# Data records
————
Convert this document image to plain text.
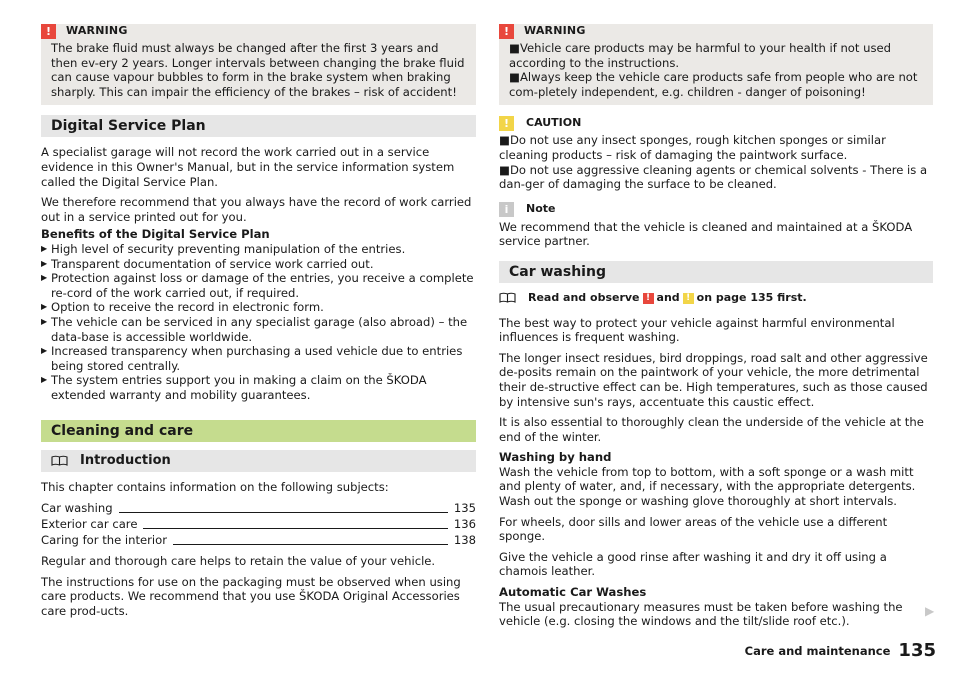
!	WARNING
The brake fluid must always be changed after the first 3 years and then ev-ery 2 years. Longer intervals between changing the brake fluid can cause vapour bubbles to form in the brake system when braking sharply. This can impair the efficiency of the brakes – risk of accident!
Digital Service Plan

A specialist garage will not record the work carried out in a service evidence in this Owner's Manual, but in the service information system called the Digital Service Plan.

We therefore recommend that you always have the record of work carried out in a service printed out for you.

Benefits of the Digital Service Plan
▶ High level of security preventing manipulation of the entries.
▶ Transparent documentation of service work carried out.
▶ Protection against loss or damage of the entries, you receive a complete re-cord of the work carried out, if required.
▶ Option to receive the record in electronic form.
▶ The vehicle can be serviced in any specialist garage (also abroad) – the data-base is accessible worldwide.
▶ Increased transparency when purchasing a used vehicle due to entries being stored centrally.
▶ The system entries support you in making a claim on the ŠKODA extended warranty and mobility guarantees.
Cleaning and care
Introduction

This chapter contains information on the following subjects:

Car washing	135
Exterior car care	136
Caring for the interior	138

Regular and thorough care helps to retain the value of your vehicle.

The instructions for use on the packaging must be observed when using care products. We recommend that you use ŠKODA Original Accessories care prod-ucts.

!	WARNING
■Vehicle care products may be harmful to your health if not used according to the instructions.
■Always keep the vehicle care products safe from people who are not com-pletely independent, e.g. children - danger of poisoning!
!	CAUTION
■Do not use any insect sponges, rough kitchen sponges or similar cleaning products – risk of damaging the paintwork surface.
■Do not use aggressive cleaning agents or chemical solvents - There is a dan-ger of damaging the surface to be cleaned.
i	Note

We recommend that the vehicle is cleaned and maintained at a ŠKODA service partner.

Car washing
Read and observe ! and ! on page 135 first.

The best way to protect your vehicle against harmful environmental influences is frequent washing.

The longer insect residues, bird droppings, road salt and other aggressive de-posits remain on the paintwork of your vehicle, the more detrimental their de-structive effect can be. High temperatures, such as those caused by intensive sun's rays, accentuate this caustic effect.

It is also essential to thoroughly clean the underside of the vehicle at the end of the winter.

Washing by hand

Wash the vehicle from top to bottom, with a soft sponge or a wash mitt and plenty of water, and, if necessary, with the appropriate detergents. Wash out the sponge or washing glove thoroughly at short intervals.

For wheels, door sills and lower areas of the vehicle use a different sponge.

Give the vehicle a good rinse after washing it and dry it off using a chamois leather.

Automatic Car Washes

The usual precautionary measures must be taken before washing the vehicle (e.g. closing the windows and the tilt/slide roof etc.).

▶
Care and maintenance 135
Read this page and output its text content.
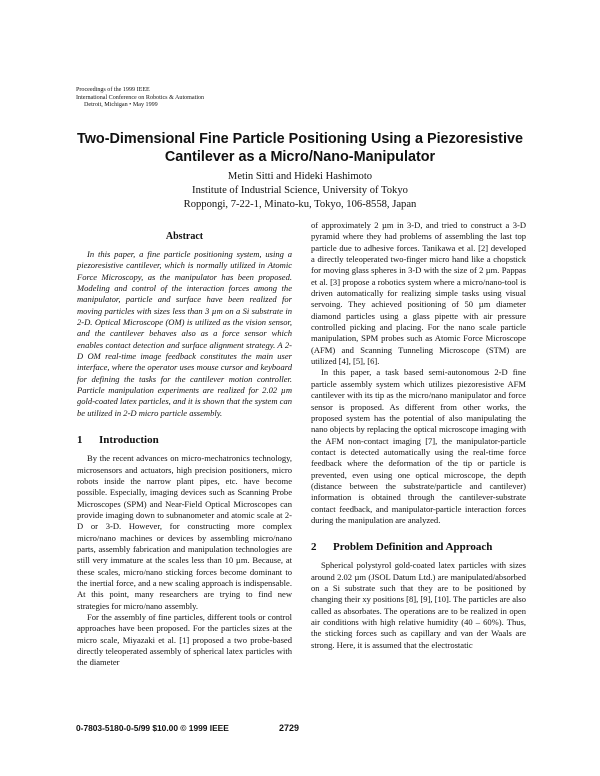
Proceedings of the 1999 IEEE
International Conference on Robotics & Automation
Detroit, Michigan • May 1999
Two-Dimensional Fine Particle Positioning Using a Piezoresistive
Cantilever as a Micro/Nano-Manipulator
Metin Sitti and Hideki Hashimoto
Institute of Industrial Science, University of Tokyo
Roppongi, 7-22-1, Minato-ku, Tokyo, 106-8558, Japan
Abstract

In this paper, a fine particle positioning system, using a piezoresistive cantilever, which is normally utilized in Atomic Force Microscopy, as the manipulator has been proposed. Modeling and control of the interaction forces among the manipulator, particle and surface have been realized for moving particles with sizes less than 3 µm on a Si substrate in 2-D. Optical Microscope (OM) is utilized as the vision sensor, and the cantilever behaves also as a force sensor which enables contact detection and surface alignment strategy. A 2-D OM real-time image feedback constitutes the main user interface, where the operator uses mouse cursor and keyboard for defining the tasks for the cantilever motion controller. Particle manipulation experiments are realized for 2.02 µm gold-coated latex particles, and it is shown that the system can be utilized in 2-D micro particle assembly.

1 Introduction

By the recent advances on micro-mechatronics technology, microsensors and actuators, high precision positioners, micro robots inside the narrow plant pipes, etc. have become possible. Especially, imaging devices such as Scanning Probe Microscopes (SPM) and Near-Field Optical Microscopes can provide imaging down to subnanometer and atomic scale at 2-D or 3-D. However, for constructing more complex micro/nano machines or devices by assembling micro/nano parts, assembly fabrication and manipulation technologies are still very immature at the scales less than 10 µm. Because, at these scales, micro/nano sticking forces become dominant to the inertial force, and a new scaling approach is indispensable. At this point, many researchers are trying to find new strategies for micro/nano assembly.

For the assembly of fine particles, different tools or control approaches have been proposed. For the particles sizes at the micro scale, Miyazaki et al. [1] proposed a two probe-based directly teleoperated assembly of spherical latex particles with the diameter

of approximately 2 µm in 3-D, and tried to construct a 3-D pyramid where they had problems of assembling the last top particle due to adhesive forces. Tanikawa et al. [2] developed a directly teleoperated two-finger micro hand like a chopstick for moving glass spheres in 3-D with the size of 2 µm. Pappas et al. [3] propose a robotics system where a micro/nano-tool is driven automatically for realizing simple tasks using visual servoing. They achieved positioning of 50 µm diameter diamond particles using a glass pipette with air pressure controlled picking and placing. For the nano scale particle manipulation, SPM probes such as Atomic Force Microscope (AFM) and Scanning Tunneling Microscope (STM) are utilized [4], [5], [6].

In this paper, a task based semi-autonomous 2-D fine particle assembly system which utilizes piezoresistive AFM cantilever with its tip as the micro/nano manipulator and force sensor is proposed. As different from other works, the proposed system has the potential of also manipulating the nano objects by replacing the optical microscope imaging with the AFM non-contact imaging [7], the manipulator-particle contact is detected automatically using the real-time force feedback where the deformation of the tip or particle is prevented, even using one optical microscope, the depth (distance between the substrate/particle and cantilever) information is obtained through the cantilever-substrate contact feedback, and manipulator-particle interaction forces during the manipulation are analyzed.

2 Problem Definition and Approach

Spherical polystyrol gold-coated latex particles with sizes around 2.02 µm (JSOL Datum Ltd.) are manipulated/absorbed on a Si substrate such that they are to be positioned by changing their xy positions [8], [9], [10]. The particles are also called as absorbates. The operations are to be realized in open air conditions with high relative humidity (40 – 60%). Thus, the sticking forces such as capillary and van der Waals are strong. Here, it is assumed that the electrostatic

0-7803-5180-0-5/99 $10.00 © 1999 IEEE	2729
————
# The request
Could you repeat all of the material exactly? Pictures should not be copied.

# Solution to the problem
Convert this document image to plain text.
!	WARNING
The brake fluid must always be changed after the first 3 years and then ev-ery 2 years. Longer intervals between changing the brake fluid can cause vapour bubbles to form in the brake system when braking sharply. This can impair the efficiency of the brakes – risk of accident!
Digital Service Plan

A specialist garage will not record the work carried out in a service evidence in this Owner's Manual, but in the service information system called the Digital Service Plan.

We therefore recommend that you always have the record of work carried out in a service printed out for you.

Benefits of the Digital Service Plan
▶ High level of security preventing manipulation of the entries.
▶ Transparent documentation of service work carried out.
▶ Protection against loss or damage of the entries, you receive a complete re-cord of the work carried out, if required.
▶ Option to receive the record in electronic form.
▶ The vehicle can be serviced in any specialist garage (also abroad) – the data-base is accessible worldwide.
▶ Increased transparency when purchasing a used vehicle due to entries being stored centrally.
▶ The system entries support you in making a claim on the ŠKODA extended warranty and mobility guarantees.
Cleaning and care
Introduction

This chapter contains information on the following subjects:

Car washing	135
Exterior car care	136
Caring for the interior	138

Regular and thorough care helps to retain the value of your vehicle.

The instructions for use on the packaging must be observed when using care products. We recommend that you use ŠKODA Original Accessories care prod-ucts.

!	WARNING
■Vehicle care products may be harmful to your health if not used according to the instructions.
■Always keep the vehicle care products safe from people who are not com-pletely independent, e.g. children - danger of poisoning!
!	CAUTION
■Do not use any insect sponges, rough kitchen sponges or similar cleaning products – risk of damaging the paintwork surface.
■Do not use aggressive cleaning agents or chemical solvents - There is a dan-ger of damaging the surface to be cleaned.
i	Note

We recommend that the vehicle is cleaned and maintained at a ŠKODA service partner.

Car washing
Read and observe ! and ! on page 135 first.

The best way to protect your vehicle against harmful environmental influences is frequent washing.

The longer insect residues, bird droppings, road salt and other aggressive de-posits remain on the paintwork of your vehicle, the more detrimental their de-structive effect can be. High temperatures, such as those caused by intensive sun's rays, accentuate this caustic effect.

It is also essential to thoroughly clean the underside of the vehicle at the end of the winter.

Washing by hand

Wash the vehicle from top to bottom, with a soft sponge or a wash mitt and plenty of water, and, if necessary, with the appropriate detergents. Wash out the sponge or washing glove thoroughly at short intervals.

For wheels, door sills and lower areas of the vehicle use a different sponge.

Give the vehicle a good rinse after washing it and dry it off using a chamois leather.

Automatic Car Washes

The usual precautionary measures must be taken before washing the vehicle (e.g. closing the windows and the tilt/slide roof etc.).

▶
Care and maintenance 135
Read this page and output its text content.
Proceedings of the 1999 IEEE
International Conference on Robotics & Automation
Detroit, Michigan • May 1999
Two-Dimensional Fine Particle Positioning Using a Piezoresistive
Cantilever as a Micro/Nano-Manipulator
Metin Sitti and Hideki Hashimoto
Institute of Industrial Science, University of Tokyo
Roppongi, 7-22-1, Minato-ku, Tokyo, 106-8558, Japan
Abstract

In this paper, a fine particle positioning system, using a piezoresistive cantilever, which is normally utilized in Atomic Force Microscopy, as the manipulator has been proposed. Modeling and control of the interaction forces among the manipulator, particle and surface have been realized for moving particles with sizes less than 3 µm on a Si substrate in 2-D. Optical Microscope (OM) is utilized as the vision sensor, and the cantilever behaves also as a force sensor which enables contact detection and surface alignment strategy. A 2-D OM real-time image feedback constitutes the main user interface, where the operator uses mouse cursor and keyboard for defining the tasks for the cantilever motion controller. Particle manipulation experiments are realized for 2.02 µm gold-coated latex particles, and it is shown that the system can be utilized in 2-D micro particle assembly.

1 Introduction

By the recent advances on micro-mechatronics technology, microsensors and actuators, high precision positioners, micro robots inside the narrow plant pipes, etc. have become possible. Especially, imaging devices such as Scanning Probe Microscopes (SPM) and Near-Field Optical Microscopes can provide imaging down to subnanometer and atomic scale at 2-D or 3-D. However, for constructing more complex micro/nano machines or devices by assembling micro/nano parts, assembly fabrication and manipulation technologies are still very immature at the scales less than 10 µm. Because, at these scales, micro/nano sticking forces become dominant to the inertial force, and a new scaling approach is indispensable. At this point, many researchers are trying to find new strategies for micro/nano assembly.

For the assembly of fine particles, different tools or control approaches have been proposed. For the particles sizes at the micro scale, Miyazaki et al. [1] proposed a two probe-based directly teleoperated assembly of spherical latex particles with the diameter

of approximately 2 µm in 3-D, and tried to construct a 3-D pyramid where they had problems of assembling the last top particle due to adhesive forces. Tanikawa et al. [2] developed a directly teleoperated two-finger micro hand like a chopstick for moving glass spheres in 3-D with the size of 2 µm. Pappas et al. [3] propose a robotics system where a micro/nano-tool is driven automatically for realizing simple tasks using visual servoing. They achieved positioning of 50 µm diameter diamond particles using a glass pipette with air pressure controlled picking and placing. For the nano scale particle manipulation, SPM probes such as Atomic Force Microscope (AFM) and Scanning Tunneling Microscope (STM) are utilized [4], [5], [6].

In this paper, a task based semi-autonomous 2-D fine particle assembly system which utilizes piezoresistive AFM cantilever with its tip as the micro/nano manipulator and force sensor is proposed. As different from other works, the proposed system has the potential of also manipulating the nano objects by replacing the optical microscope imaging with the AFM non-contact imaging [7], the manipulator-particle contact is detected automatically using the real-time force feedback where the deformation of the tip or particle is prevented, even using one optical microscope, the depth (distance between the substrate/particle and cantilever) information is obtained through the cantilever-substrate contact feedback, and manipulator-particle interaction forces during the manipulation are analyzed.

2 Problem Definition and Approach

Spherical polystyrol gold-coated latex particles with sizes around 2.02 µm (JSOL Datum Ltd.) are manipulated/absorbed on a Si substrate such that they are to be positioned by changing their xy positions [8], [9], [10]. The particles are also called as absorbates. The operations are to be realized in open air conditions with high relative humidity (40 – 60%). Thus, the sticking forces such as capillary and van der Waals are strong. Here, it is assumed that the electrostatic

0-7803-5180-0-5/99 $10.00 © 1999 IEEE	2729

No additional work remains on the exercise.